● TASK DIRECTIONS:
State how many lines of the records contain the string "correlated", and give no other information.
:: DATA LISTING ::
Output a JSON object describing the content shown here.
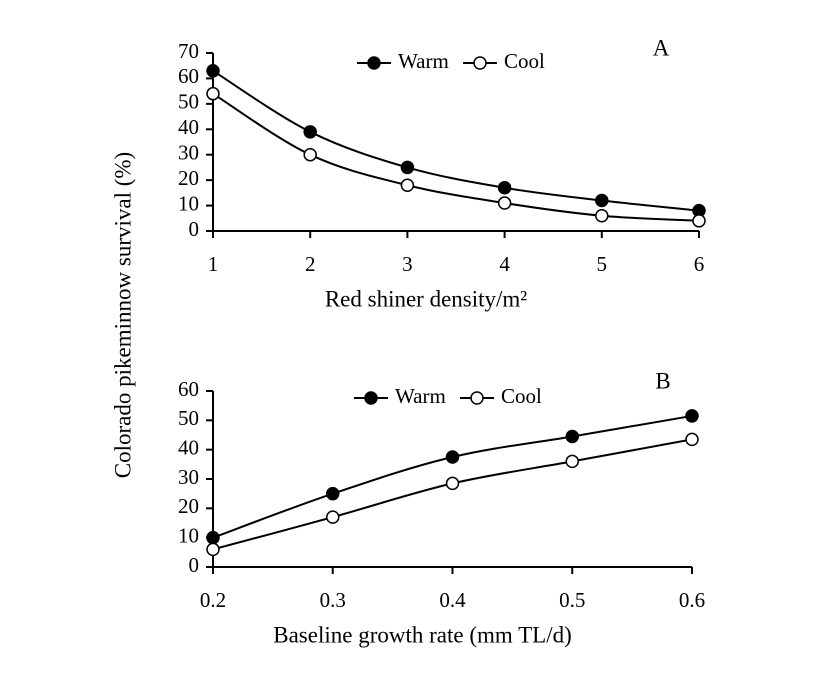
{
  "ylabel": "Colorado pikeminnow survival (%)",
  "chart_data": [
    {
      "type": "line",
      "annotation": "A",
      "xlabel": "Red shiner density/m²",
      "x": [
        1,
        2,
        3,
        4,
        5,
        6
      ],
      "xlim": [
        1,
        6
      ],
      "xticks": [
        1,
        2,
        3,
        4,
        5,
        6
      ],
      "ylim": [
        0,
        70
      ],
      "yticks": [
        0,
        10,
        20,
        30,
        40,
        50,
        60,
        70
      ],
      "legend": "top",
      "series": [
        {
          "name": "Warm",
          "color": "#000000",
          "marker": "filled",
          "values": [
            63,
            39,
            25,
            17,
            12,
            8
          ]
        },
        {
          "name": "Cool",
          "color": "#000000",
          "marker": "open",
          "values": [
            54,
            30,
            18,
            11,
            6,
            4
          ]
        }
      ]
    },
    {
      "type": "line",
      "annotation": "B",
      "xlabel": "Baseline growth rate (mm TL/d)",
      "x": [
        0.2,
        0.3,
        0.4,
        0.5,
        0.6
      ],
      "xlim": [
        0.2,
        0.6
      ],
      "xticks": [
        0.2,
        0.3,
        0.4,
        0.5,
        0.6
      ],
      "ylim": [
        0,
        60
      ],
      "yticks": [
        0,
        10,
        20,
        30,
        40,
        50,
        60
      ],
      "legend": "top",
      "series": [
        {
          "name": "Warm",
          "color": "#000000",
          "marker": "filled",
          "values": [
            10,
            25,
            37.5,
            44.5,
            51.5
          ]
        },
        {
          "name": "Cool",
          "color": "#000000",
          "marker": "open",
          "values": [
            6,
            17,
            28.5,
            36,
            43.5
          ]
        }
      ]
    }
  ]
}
:::
:: DATA LISTING ::
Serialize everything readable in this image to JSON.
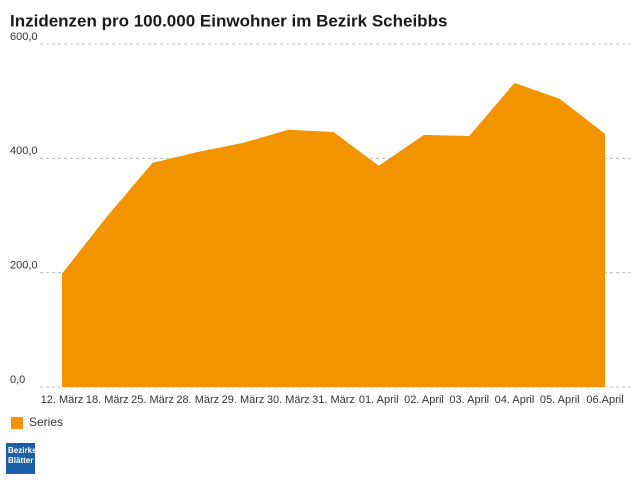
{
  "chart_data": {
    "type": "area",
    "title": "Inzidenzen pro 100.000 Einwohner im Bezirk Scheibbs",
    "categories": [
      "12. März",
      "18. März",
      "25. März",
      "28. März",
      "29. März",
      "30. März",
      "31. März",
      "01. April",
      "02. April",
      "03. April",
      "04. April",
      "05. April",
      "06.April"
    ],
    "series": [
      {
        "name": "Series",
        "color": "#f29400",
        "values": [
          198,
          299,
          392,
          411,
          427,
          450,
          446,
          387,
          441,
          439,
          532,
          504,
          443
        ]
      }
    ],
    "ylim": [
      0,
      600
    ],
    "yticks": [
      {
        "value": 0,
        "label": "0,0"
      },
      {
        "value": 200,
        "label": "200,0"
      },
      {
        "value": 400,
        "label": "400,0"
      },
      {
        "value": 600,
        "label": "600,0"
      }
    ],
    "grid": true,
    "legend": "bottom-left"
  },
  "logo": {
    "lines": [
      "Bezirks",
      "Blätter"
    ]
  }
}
:::
:: DATA LISTING ::
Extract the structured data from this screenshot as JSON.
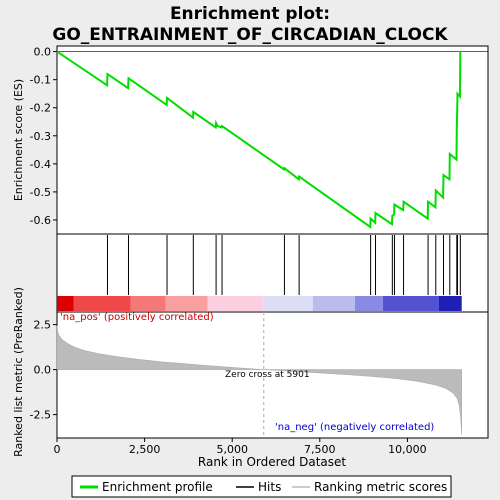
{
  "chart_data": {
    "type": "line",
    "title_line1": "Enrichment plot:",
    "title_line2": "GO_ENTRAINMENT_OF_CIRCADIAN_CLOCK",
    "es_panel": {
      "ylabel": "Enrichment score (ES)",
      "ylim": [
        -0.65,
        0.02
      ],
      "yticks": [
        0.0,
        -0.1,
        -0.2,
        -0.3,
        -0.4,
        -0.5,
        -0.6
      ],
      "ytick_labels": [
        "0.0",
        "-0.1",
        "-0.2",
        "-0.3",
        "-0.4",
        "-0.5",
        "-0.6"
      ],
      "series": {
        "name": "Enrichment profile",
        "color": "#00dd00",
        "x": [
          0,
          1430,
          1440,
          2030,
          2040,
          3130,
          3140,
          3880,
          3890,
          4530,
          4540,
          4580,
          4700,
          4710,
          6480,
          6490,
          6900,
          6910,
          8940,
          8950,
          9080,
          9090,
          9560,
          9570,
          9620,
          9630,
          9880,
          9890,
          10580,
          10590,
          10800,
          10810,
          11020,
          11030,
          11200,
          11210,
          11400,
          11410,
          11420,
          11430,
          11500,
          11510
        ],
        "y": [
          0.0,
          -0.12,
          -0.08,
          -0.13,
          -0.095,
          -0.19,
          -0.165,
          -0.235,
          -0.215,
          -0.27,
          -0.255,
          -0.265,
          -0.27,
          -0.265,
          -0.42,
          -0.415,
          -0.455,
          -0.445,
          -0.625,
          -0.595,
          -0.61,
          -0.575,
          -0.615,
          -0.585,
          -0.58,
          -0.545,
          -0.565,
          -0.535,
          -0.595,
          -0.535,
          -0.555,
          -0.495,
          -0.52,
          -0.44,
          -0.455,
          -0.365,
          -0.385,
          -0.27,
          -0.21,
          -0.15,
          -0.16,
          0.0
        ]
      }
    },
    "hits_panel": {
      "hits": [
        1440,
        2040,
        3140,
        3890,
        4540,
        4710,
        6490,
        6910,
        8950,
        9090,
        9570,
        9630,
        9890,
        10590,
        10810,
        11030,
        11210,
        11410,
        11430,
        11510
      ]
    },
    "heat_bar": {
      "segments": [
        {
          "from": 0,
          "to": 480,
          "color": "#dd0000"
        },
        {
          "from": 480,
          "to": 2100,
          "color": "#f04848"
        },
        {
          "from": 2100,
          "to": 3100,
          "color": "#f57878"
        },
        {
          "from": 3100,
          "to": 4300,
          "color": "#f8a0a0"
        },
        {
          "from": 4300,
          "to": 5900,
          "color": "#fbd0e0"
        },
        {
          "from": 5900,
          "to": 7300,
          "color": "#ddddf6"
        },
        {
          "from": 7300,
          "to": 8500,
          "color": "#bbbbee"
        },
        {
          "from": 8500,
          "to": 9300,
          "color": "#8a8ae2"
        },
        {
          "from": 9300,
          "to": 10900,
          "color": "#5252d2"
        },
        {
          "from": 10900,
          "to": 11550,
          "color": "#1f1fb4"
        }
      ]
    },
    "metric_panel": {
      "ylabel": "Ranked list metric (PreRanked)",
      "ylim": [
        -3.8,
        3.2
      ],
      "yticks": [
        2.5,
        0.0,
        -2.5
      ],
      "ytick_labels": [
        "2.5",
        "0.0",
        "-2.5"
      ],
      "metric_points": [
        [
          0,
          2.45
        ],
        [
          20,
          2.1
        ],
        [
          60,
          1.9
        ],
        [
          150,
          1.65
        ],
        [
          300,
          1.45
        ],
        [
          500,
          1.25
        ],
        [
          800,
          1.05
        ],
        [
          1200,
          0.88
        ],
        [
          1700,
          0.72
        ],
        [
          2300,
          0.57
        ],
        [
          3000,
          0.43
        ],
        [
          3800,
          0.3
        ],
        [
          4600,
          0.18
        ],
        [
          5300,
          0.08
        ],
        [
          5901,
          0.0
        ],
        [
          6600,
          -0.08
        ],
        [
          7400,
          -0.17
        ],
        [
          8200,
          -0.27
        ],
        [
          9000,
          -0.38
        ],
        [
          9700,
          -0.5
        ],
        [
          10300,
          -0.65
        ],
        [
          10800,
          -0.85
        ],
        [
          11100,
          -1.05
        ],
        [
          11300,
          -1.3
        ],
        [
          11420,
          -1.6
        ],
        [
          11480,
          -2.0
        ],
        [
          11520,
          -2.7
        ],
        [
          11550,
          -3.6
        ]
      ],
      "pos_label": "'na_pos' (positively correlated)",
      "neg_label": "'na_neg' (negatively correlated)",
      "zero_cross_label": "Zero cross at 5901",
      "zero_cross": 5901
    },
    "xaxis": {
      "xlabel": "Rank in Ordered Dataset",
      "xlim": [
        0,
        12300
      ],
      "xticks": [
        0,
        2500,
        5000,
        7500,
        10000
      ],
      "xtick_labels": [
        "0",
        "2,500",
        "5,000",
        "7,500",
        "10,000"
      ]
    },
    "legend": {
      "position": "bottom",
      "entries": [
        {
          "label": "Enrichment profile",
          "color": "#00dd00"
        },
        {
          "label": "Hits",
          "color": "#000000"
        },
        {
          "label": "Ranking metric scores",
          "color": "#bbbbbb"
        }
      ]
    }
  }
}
:::
● TASK RESULT:
2